Aim:
Return the full material exactly.

Data rows:
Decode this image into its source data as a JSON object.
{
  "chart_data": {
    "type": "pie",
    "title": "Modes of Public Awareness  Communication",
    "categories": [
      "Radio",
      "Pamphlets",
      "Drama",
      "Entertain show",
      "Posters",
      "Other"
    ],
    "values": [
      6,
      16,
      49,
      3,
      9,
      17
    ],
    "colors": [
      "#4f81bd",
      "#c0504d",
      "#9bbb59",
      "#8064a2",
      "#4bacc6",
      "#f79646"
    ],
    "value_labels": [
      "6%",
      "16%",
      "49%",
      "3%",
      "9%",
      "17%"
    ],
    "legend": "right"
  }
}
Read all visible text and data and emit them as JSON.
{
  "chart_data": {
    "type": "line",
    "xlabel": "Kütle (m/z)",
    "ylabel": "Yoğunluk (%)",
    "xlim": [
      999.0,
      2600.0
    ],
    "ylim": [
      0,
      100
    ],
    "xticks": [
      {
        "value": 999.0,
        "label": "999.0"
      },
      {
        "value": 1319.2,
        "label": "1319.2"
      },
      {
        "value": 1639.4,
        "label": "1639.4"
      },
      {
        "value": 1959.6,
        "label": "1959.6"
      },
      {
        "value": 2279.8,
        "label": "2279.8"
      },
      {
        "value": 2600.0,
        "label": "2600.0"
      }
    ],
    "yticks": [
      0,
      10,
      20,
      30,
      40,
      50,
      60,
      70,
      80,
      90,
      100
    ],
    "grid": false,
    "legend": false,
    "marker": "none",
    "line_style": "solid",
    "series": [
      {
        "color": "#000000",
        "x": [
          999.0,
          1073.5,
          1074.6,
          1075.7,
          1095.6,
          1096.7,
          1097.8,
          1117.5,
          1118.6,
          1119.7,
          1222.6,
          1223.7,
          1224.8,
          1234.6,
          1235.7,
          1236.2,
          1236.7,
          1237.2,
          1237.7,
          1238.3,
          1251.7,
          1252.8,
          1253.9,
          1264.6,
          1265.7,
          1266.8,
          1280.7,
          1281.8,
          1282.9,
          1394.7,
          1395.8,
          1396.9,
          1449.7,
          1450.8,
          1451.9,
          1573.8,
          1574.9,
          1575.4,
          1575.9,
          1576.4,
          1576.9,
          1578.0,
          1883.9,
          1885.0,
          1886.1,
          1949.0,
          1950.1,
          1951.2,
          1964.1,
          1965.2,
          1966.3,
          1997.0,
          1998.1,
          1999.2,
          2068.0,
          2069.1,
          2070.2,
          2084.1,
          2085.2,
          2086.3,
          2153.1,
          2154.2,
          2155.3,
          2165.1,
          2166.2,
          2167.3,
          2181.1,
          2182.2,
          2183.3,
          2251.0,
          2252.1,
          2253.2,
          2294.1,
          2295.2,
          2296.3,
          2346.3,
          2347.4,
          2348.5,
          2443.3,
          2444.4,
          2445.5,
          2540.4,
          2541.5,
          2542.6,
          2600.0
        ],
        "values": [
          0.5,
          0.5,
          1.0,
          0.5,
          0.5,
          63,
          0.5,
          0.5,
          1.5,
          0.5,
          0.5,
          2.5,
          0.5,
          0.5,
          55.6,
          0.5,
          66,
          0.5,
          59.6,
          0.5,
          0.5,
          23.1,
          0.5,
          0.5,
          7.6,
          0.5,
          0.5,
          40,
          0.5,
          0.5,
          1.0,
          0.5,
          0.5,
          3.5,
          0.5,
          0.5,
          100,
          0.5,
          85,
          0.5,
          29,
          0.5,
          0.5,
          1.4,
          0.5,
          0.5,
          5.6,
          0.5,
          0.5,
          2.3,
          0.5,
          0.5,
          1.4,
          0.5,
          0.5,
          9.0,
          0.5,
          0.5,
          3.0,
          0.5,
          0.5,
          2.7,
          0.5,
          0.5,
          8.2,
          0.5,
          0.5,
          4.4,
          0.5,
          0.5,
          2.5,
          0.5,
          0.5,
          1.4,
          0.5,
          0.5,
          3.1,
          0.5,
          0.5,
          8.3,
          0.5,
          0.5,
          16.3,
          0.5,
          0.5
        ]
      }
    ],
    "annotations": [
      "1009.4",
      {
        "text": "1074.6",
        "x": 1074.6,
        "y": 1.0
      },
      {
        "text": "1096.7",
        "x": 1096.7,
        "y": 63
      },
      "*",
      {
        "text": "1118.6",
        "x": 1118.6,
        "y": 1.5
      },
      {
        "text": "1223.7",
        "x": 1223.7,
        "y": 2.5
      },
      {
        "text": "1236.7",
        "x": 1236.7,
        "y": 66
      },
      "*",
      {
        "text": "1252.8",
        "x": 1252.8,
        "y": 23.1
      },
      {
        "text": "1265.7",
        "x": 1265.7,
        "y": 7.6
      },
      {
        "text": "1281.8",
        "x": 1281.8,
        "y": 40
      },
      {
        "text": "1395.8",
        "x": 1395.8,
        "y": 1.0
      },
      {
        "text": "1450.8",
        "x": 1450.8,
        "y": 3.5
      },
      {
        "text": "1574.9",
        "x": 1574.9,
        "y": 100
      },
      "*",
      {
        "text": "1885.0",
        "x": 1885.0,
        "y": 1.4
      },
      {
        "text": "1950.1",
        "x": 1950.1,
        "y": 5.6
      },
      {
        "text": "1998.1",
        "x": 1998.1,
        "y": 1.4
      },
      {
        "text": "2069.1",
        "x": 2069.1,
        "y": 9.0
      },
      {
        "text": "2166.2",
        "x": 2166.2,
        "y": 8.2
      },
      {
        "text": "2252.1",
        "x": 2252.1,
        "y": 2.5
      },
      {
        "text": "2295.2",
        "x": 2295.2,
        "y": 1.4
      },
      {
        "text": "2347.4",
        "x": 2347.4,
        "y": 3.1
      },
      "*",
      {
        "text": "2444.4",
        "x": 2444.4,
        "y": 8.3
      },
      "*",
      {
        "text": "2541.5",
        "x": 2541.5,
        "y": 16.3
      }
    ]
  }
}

Problem solution:
Decode this image into its source data as a JSON object.
{
  "chart_data": {
    "type": "pie",
    "title": "Modes of Public Awareness  Communication",
    "categories": [
      "Radio",
      "Pamphlets",
      "Drama",
      "Entertain show",
      "Posters",
      "Other"
    ],
    "values": [
      6,
      16,
      49,
      3,
      9,
      17
    ],
    "colors": [
      "#4f81bd",
      "#c0504d",
      "#9bbb59",
      "#8064a2",
      "#4bacc6",
      "#f79646"
    ],
    "value_labels": [
      "6%",
      "16%",
      "49%",
      "3%",
      "9%",
      "17%"
    ],
    "legend": "right"
  }
}
Read all visible text and data and emit them as JSON.
{
  "chart_data": {
    "type": "line",
    "xlabel": "Kütle (m/z)",
    "ylabel": "Yoğunluk (%)",
    "xlim": [
      999.0,
      2600.0
    ],
    "ylim": [
      0,
      100
    ],
    "xticks": [
      {
        "value": 999.0,
        "label": "999.0"
      },
      {
        "value": 1319.2,
        "label": "1319.2"
      },
      {
        "value": 1639.4,
        "label": "1639.4"
      },
      {
        "value": 1959.6,
        "label": "1959.6"
      },
      {
        "value": 2279.8,
        "label": "2279.8"
      },
      {
        "value": 2600.0,
        "label": "2600.0"
      }
    ],
    "yticks": [
      0,
      10,
      20,
      30,
      40,
      50,
      60,
      70,
      80,
      90,
      100
    ],
    "grid": false,
    "legend": false,
    "marker": "none",
    "line_style": "solid",
    "series": [
      {
        "color": "#000000",
        "x": [
          999.0,
          1073.5,
          1074.6,
          1075.7,
          1095.6,
          1096.7,
          1097.8,
          1117.5,
          1118.6,
          1119.7,
          1222.6,
          1223.7,
          1224.8,
          1234.6,
          1235.7,
          1236.2,
          1236.7,
          1237.2,
          1237.7,
          1238.3,
          1251.7,
          1252.8,
          1253.9,
          1264.6,
          1265.7,
          1266.8,
          1280.7,
          1281.8,
          1282.9,
          1394.7,
          1395.8,
          1396.9,
          1449.7,
          1450.8,
          1451.9,
          1573.8,
          1574.9,
          1575.4,
          1575.9,
          1576.4,
          1576.9,
          1578.0,
          1883.9,
          1885.0,
          1886.1,
          1949.0,
          1950.1,
          1951.2,
          1964.1,
          1965.2,
          1966.3,
          1997.0,
          1998.1,
          1999.2,
          2068.0,
          2069.1,
          2070.2,
          2084.1,
          2085.2,
          2086.3,
          2153.1,
          2154.2,
          2155.3,
          2165.1,
          2166.2,
          2167.3,
          2181.1,
          2182.2,
          2183.3,
          2251.0,
          2252.1,
          2253.2,
          2294.1,
          2295.2,
          2296.3,
          2346.3,
          2347.4,
          2348.5,
          2443.3,
          2444.4,
          2445.5,
          2540.4,
          2541.5,
          2542.6,
          2600.0
        ],
        "values": [
          0.5,
          0.5,
          1.0,
          0.5,
          0.5,
          63,
          0.5,
          0.5,
          1.5,
          0.5,
          0.5,
          2.5,
          0.5,
          0.5,
          55.6,
          0.5,
          66,
          0.5,
          59.6,
          0.5,
          0.5,
          23.1,
          0.5,
          0.5,
          7.6,
          0.5,
          0.5,
          40,
          0.5,
          0.5,
          1.0,
          0.5,
          0.5,
          3.5,
          0.5,
          0.5,
          100,
          0.5,
          85,
          0.5,
          29,
          0.5,
          0.5,
          1.4,
          0.5,
          0.5,
          5.6,
          0.5,
          0.5,
          2.3,
          0.5,
          0.5,
          1.4,
          0.5,
          0.5,
          9.0,
          0.5,
          0.5,
          3.0,
          0.5,
          0.5,
          2.7,
          0.5,
          0.5,
          8.2,
          0.5,
          0.5,
          4.4,
          0.5,
          0.5,
          2.5,
          0.5,
          0.5,
          1.4,
          0.5,
          0.5,
          3.1,
          0.5,
          0.5,
          8.3,
          0.5,
          0.5,
          16.3,
          0.5,
          0.5
        ]
      }
    ],
    "annotations": [
      "1009.4",
      {
        "text": "1074.6",
        "x": 1074.6,
        "y": 1.0
      },
      {
        "text": "1096.7",
        "x": 1096.7,
        "y": 63
      },
      "*",
      {
        "text": "1118.6",
        "x": 1118.6,
        "y": 1.5
      },
      {
        "text": "1223.7",
        "x": 1223.7,
        "y": 2.5
      },
      {
        "text": "1236.7",
        "x": 1236.7,
        "y": 66
      },
      "*",
      {
        "text": "1252.8",
        "x": 1252.8,
        "y": 23.1
      },
      {
        "text": "1265.7",
        "x": 1265.7,
        "y": 7.6
      },
      {
        "text": "1281.8",
        "x": 1281.8,
        "y": 40
      },
      {
        "text": "1395.8",
        "x": 1395.8,
        "y": 1.0
      },
      {
        "text": "1450.8",
        "x": 1450.8,
        "y": 3.5
      },
      {
        "text": "1574.9",
        "x": 1574.9,
        "y": 100
      },
      "*",
      {
        "text": "1885.0",
        "x": 1885.0,
        "y": 1.4
      },
      {
        "text": "1950.1",
        "x": 1950.1,
        "y": 5.6
      },
      {
        "text": "1998.1",
        "x": 1998.1,
        "y": 1.4
      },
      {
        "text": "2069.1",
        "x": 2069.1,
        "y": 9.0
      },
      {
        "text": "2166.2",
        "x": 2166.2,
        "y": 8.2
      },
      {
        "text": "2252.1",
        "x": 2252.1,
        "y": 2.5
      },
      {
        "text": "2295.2",
        "x": 2295.2,
        "y": 1.4
      },
      {
        "text": "2347.4",
        "x": 2347.4,
        "y": 3.1
      },
      "*",
      {
        "text": "2444.4",
        "x": 2444.4,
        "y": 8.3
      },
      "*",
      {
        "text": "2541.5",
        "x": 2541.5,
        "y": 16.3
      }
    ]
  }
}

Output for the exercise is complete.